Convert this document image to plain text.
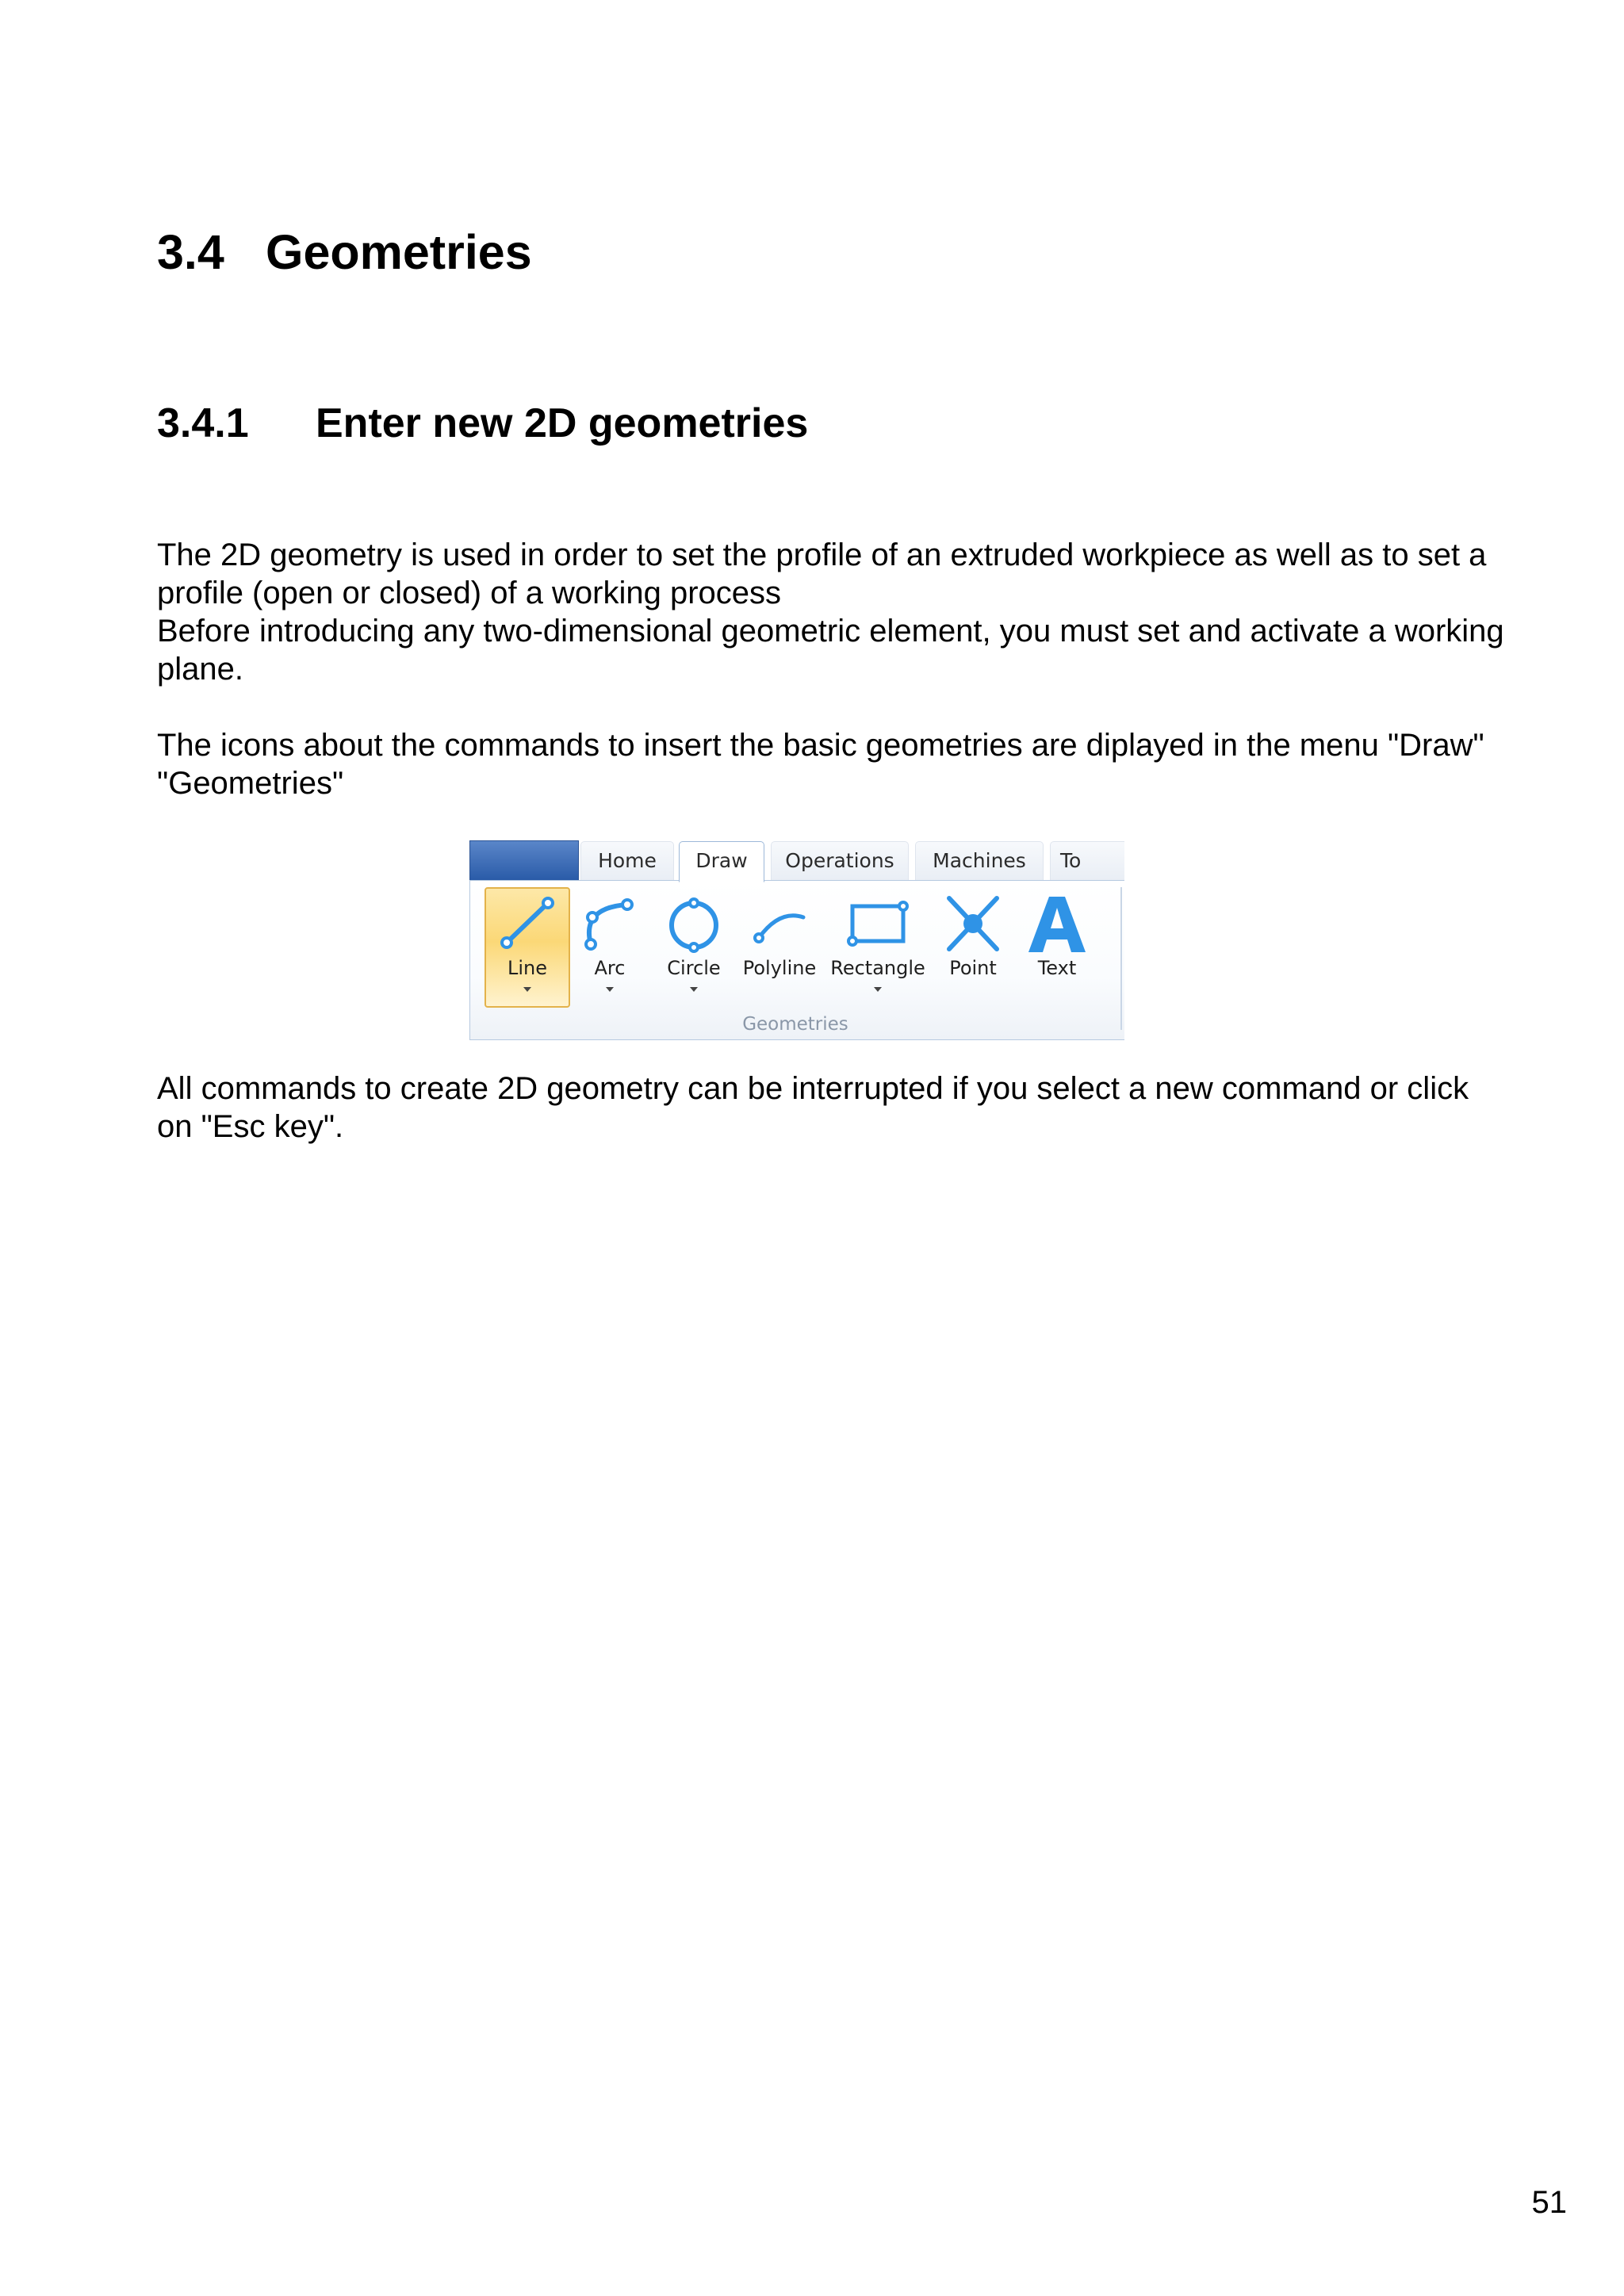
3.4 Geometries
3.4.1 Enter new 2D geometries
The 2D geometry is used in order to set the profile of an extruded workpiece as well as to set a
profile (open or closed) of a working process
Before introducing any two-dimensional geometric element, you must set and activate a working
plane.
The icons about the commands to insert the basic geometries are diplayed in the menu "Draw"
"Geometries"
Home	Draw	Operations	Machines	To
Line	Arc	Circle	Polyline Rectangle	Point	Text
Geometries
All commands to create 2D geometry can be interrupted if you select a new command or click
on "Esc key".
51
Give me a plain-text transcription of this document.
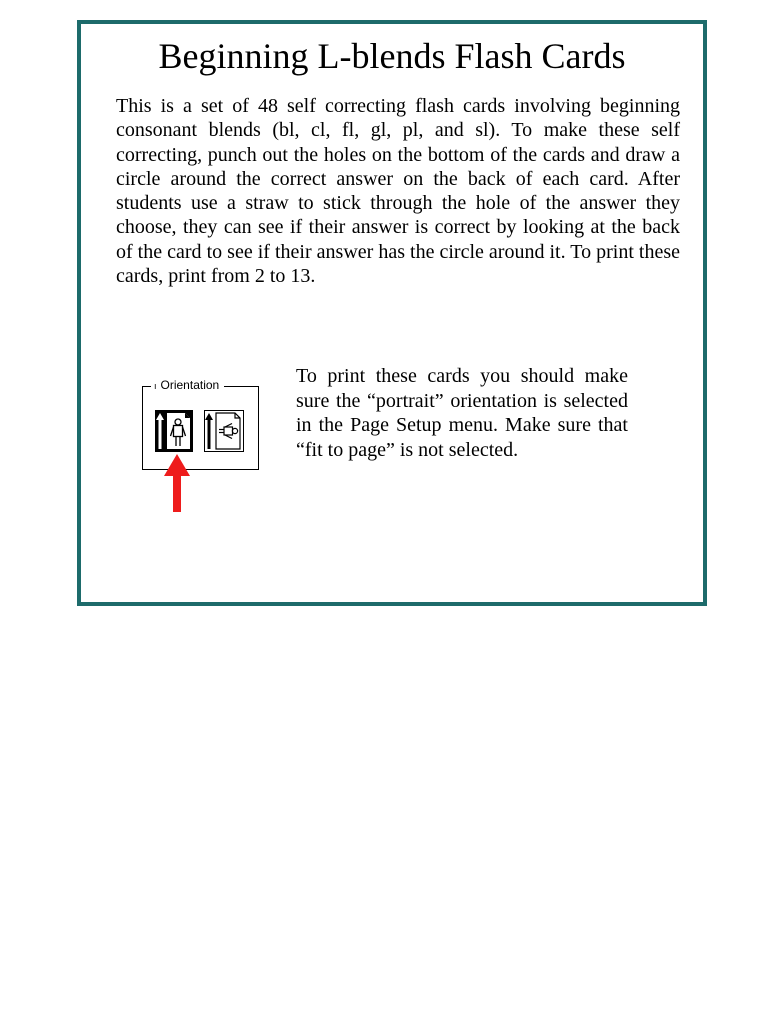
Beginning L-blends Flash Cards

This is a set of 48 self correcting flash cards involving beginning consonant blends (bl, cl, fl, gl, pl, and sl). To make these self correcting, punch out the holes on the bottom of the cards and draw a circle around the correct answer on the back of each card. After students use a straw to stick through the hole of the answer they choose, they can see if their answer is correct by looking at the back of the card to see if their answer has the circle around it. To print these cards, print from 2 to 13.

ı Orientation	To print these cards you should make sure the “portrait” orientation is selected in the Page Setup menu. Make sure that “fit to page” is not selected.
···
-- Set problem --
In your copy of the records, include no pictures; repeat everything else exactly.

-- Task solution --
Convert this document image to plain text.
3.4 Geometries
3.4.1 Enter new 2D geometries
The 2D geometry is used in order to set the profile of an extruded workpiece as well as to set a
profile (open or closed) of a working process
Before introducing any two-dimensional geometric element, you must set and activate a working
plane.
The icons about the commands to insert the basic geometries are diplayed in the menu "Draw"
"Geometries"
Home	Draw	Operations	Machines	To
Line	Arc	Circle	Polyline Rectangle	Point	Text
Geometries
All commands to create 2D geometry can be interrupted if you select a new command or click
on "Esc key".
51
Give me a plain-text transcription of this document.
Beginning L-blends Flash Cards

This is a set of 48 self correcting flash cards involving beginning consonant blends (bl, cl, fl, gl, pl, and sl). To make these self correcting, punch out the holes on the bottom of the cards and draw a circle around the correct answer on the back of each card. After students use a straw to stick through the hole of the answer they choose, they can see if their answer is correct by looking at the back of the card to see if their answer has the circle around it. To print these cards, print from 2 to 13.

ı Orientation	To print these cards you should make sure the “portrait” orientation is selected in the Page Setup menu. Make sure that “fit to page” is not selected.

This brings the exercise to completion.